⟨

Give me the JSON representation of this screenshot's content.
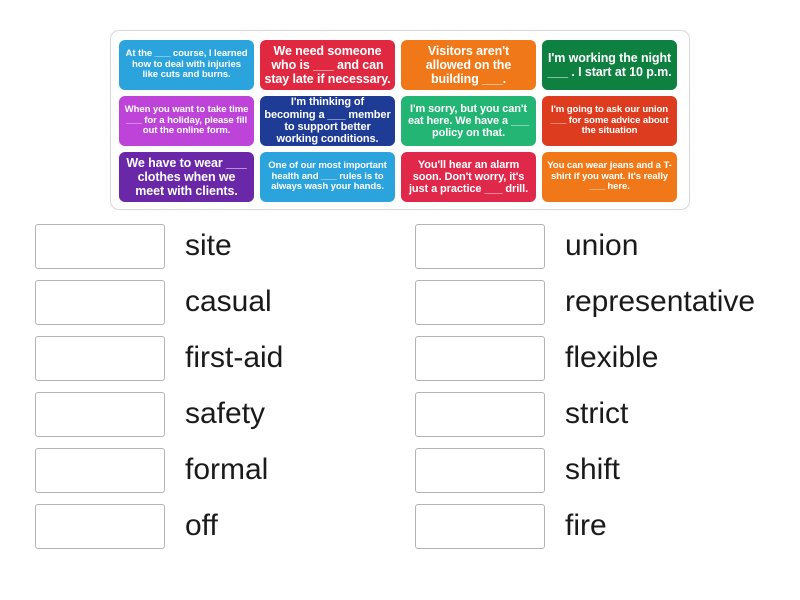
{
  "tile_bank": {
    "name": "sentence-tile-bank",
    "tiles": [
      {
        "text": "At the ___ course, I learned how to deal with injuries like cuts and burns.",
        "color": "#2BA4DE",
        "size": "t-sm"
      },
      {
        "text": "We need someone who is ___ and can stay late if necessary.",
        "color": "#E02841",
        "size": "t-lg"
      },
      {
        "text": "Visitors aren't allowed on the building ___.",
        "color": "#F07818",
        "size": "t-lg"
      },
      {
        "text": "I'm working the night ___ . I start at 10 p.m.",
        "color": "#0E8040",
        "size": "t-lg"
      },
      {
        "text": "When you want to take time ___ for a holiday, please fill out the online form.",
        "color": "#BE43D8",
        "size": "t-sm"
      },
      {
        "text": "I'm thinking of becoming a ___ member to support better working conditions.",
        "color": "#1E3C96",
        "size": "t-md"
      },
      {
        "text": "I'm sorry, but you can't eat here. We have a ___ policy on that.",
        "color": "#22B573",
        "size": "t-md"
      },
      {
        "text": "I'm going to ask our union ___ for some advice about the situation",
        "color": "#DD3C1E",
        "size": "t-sm"
      },
      {
        "text": "We have to wear ___ clothes when we meet with clients.",
        "color": "#6A28A8",
        "size": "t-lg"
      },
      {
        "text": "One of our most important health and ___ rules is to always wash your hands.",
        "color": "#2BA4DE",
        "size": "t-sm"
      },
      {
        "text": "You'll hear an alarm soon. Don't worry, it's just a practice ___ drill.",
        "color": "#E0284B",
        "size": "t-md"
      },
      {
        "text": "You can wear jeans and a T-shirt if you want. It's really ___ here.",
        "color": "#F07818",
        "size": "t-sm"
      }
    ]
  },
  "answers": {
    "left": [
      {
        "label": "site",
        "box_value": ""
      },
      {
        "label": "casual",
        "box_value": ""
      },
      {
        "label": "first-aid",
        "box_value": ""
      },
      {
        "label": "safety",
        "box_value": ""
      },
      {
        "label": "formal",
        "box_value": ""
      },
      {
        "label": "off",
        "box_value": ""
      }
    ],
    "right": [
      {
        "label": "union",
        "box_value": ""
      },
      {
        "label": "representative",
        "box_value": ""
      },
      {
        "label": "flexible",
        "box_value": ""
      },
      {
        "label": "strict",
        "box_value": ""
      },
      {
        "label": "shift",
        "box_value": ""
      },
      {
        "label": "fire",
        "box_value": ""
      }
    ]
  }
}
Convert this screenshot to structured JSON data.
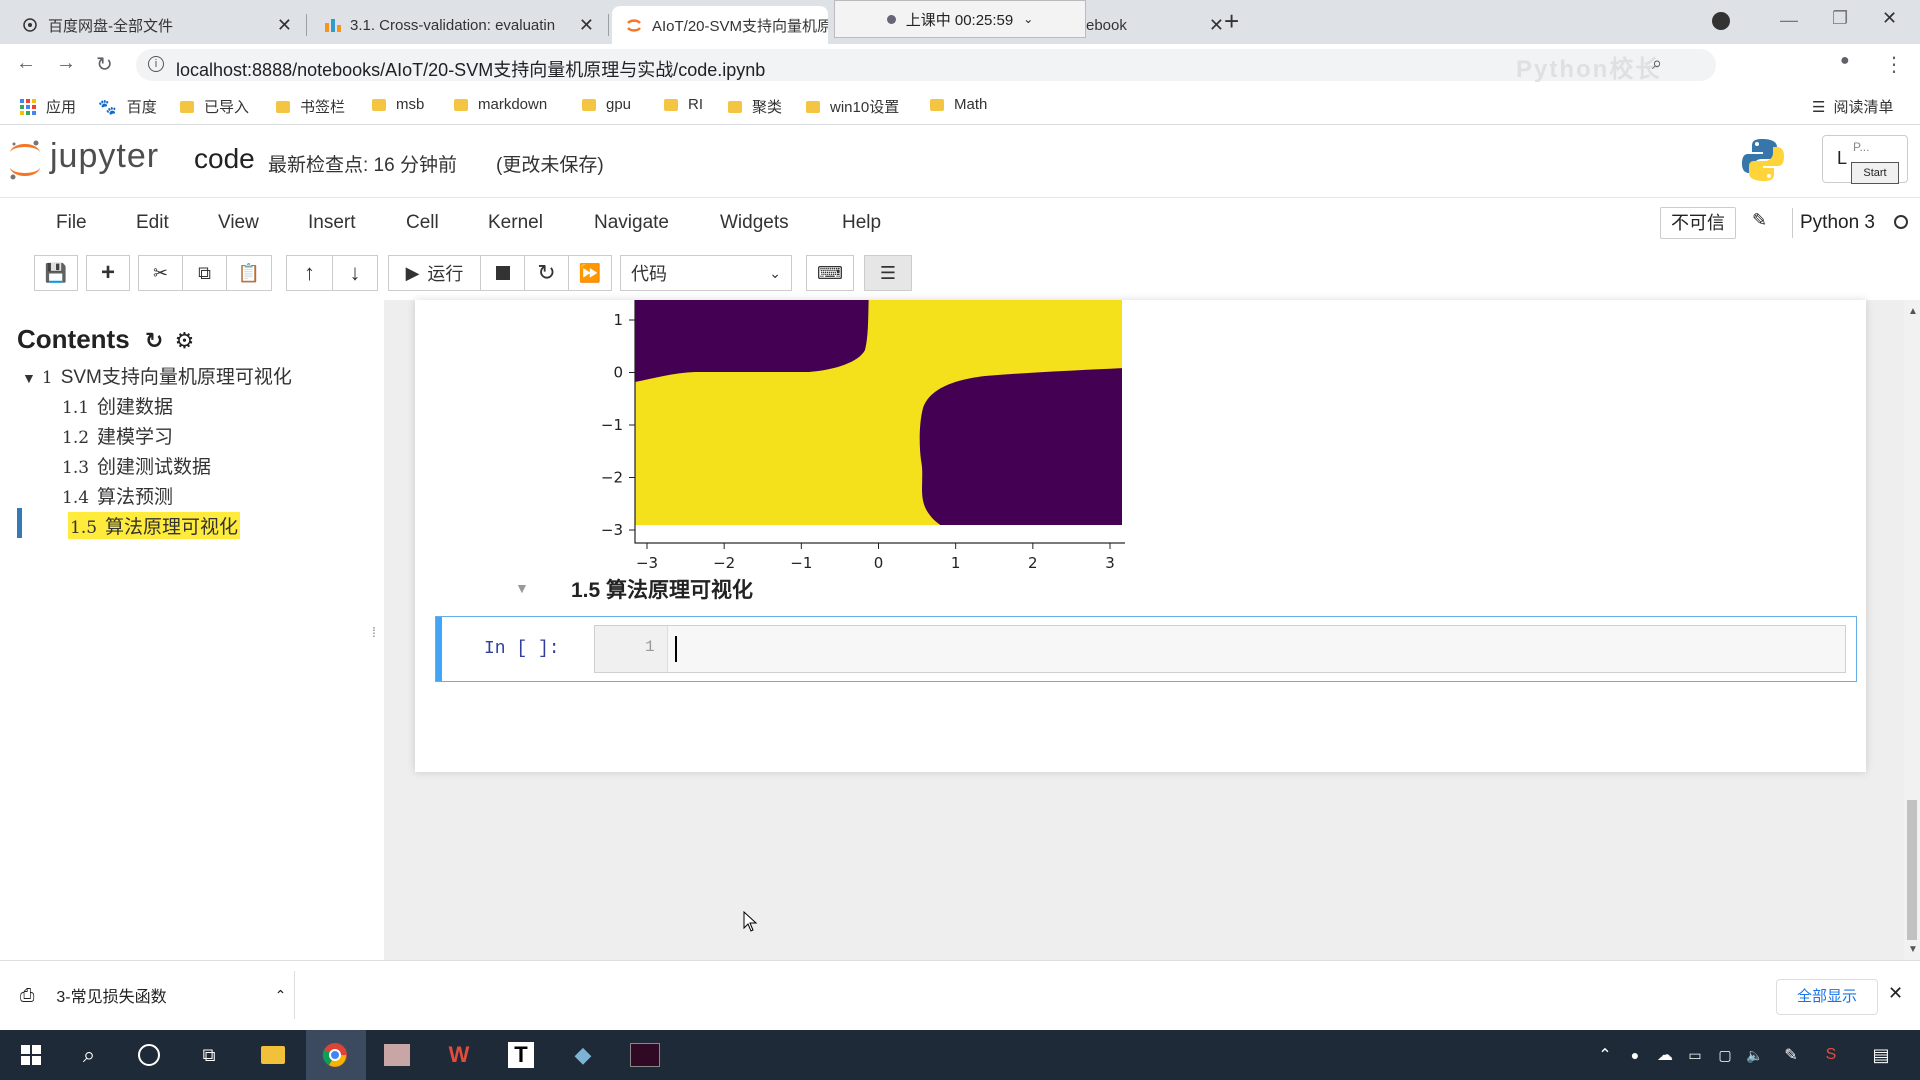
{
  "browser": {
    "tabs": [
      {
        "title": "百度网盘-全部文件"
      },
      {
        "title": "3.1. Cross-validation: evaluatin"
      },
      {
        "title": "AIoT/20-SVM支持向量机原"
      },
      {
        "title": "ebook"
      }
    ],
    "recording_badge": "上课中 00:25:59",
    "url": "localhost:8888/notebooks/AIoT/20-SVM支持向量机原理与实战/code.ipynb",
    "watermark": "Python校长"
  },
  "bookmarks": {
    "items": [
      "应用",
      "百度",
      "已导入",
      "书签栏",
      "msb",
      "markdown",
      "gpu",
      "RI",
      "聚类",
      "win10设置",
      "Math"
    ],
    "reading_list": "阅读清单"
  },
  "jupyter": {
    "logo_text": "jupyter",
    "notebook_name": "code",
    "checkpoint": "最新检查点: 16 分钟前",
    "unsaved": "(更改未保存)",
    "start_label": "Start",
    "login_short": "L",
    "p_label": "P..."
  },
  "menu": {
    "items": [
      "File",
      "Edit",
      "View",
      "Insert",
      "Cell",
      "Kernel",
      "Navigate",
      "Widgets",
      "Help"
    ],
    "trusted": "不可信",
    "kernel": "Python 3"
  },
  "toolbar": {
    "run_label": "运行",
    "cell_type": "代码"
  },
  "toc": {
    "title": "Contents",
    "items": [
      {
        "num": "1",
        "label": "SVM支持向量机原理可视化"
      },
      {
        "num": "1.1",
        "label": "创建数据"
      },
      {
        "num": "1.2",
        "label": "建模学习"
      },
      {
        "num": "1.3",
        "label": "创建测试数据"
      },
      {
        "num": "1.4",
        "label": "算法预测"
      },
      {
        "num": "1.5",
        "label": "算法原理可视化"
      }
    ]
  },
  "cell": {
    "heading": "1.5  算法原理可视化",
    "prompt": "In  [ ]:",
    "line_number": "1"
  },
  "chart_data": {
    "type": "heatmap",
    "x_ticks": [
      "−3",
      "−2",
      "−1",
      "0",
      "1",
      "2",
      "3"
    ],
    "y_ticks": [
      "1",
      "0",
      "−1",
      "−2",
      "−3"
    ],
    "xlim": [
      -3,
      3
    ],
    "ylim": [
      -3,
      1.4
    ],
    "classes": [
      {
        "label": "yellow",
        "color": "#f5e11b"
      },
      {
        "label": "purple",
        "color": "#440154"
      }
    ]
  },
  "downloads": {
    "file": "3-常见损失函数",
    "show_all": "全部显示"
  }
}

⟩

Among the lines of the records above, count those holding the string "working", and report only the number.

2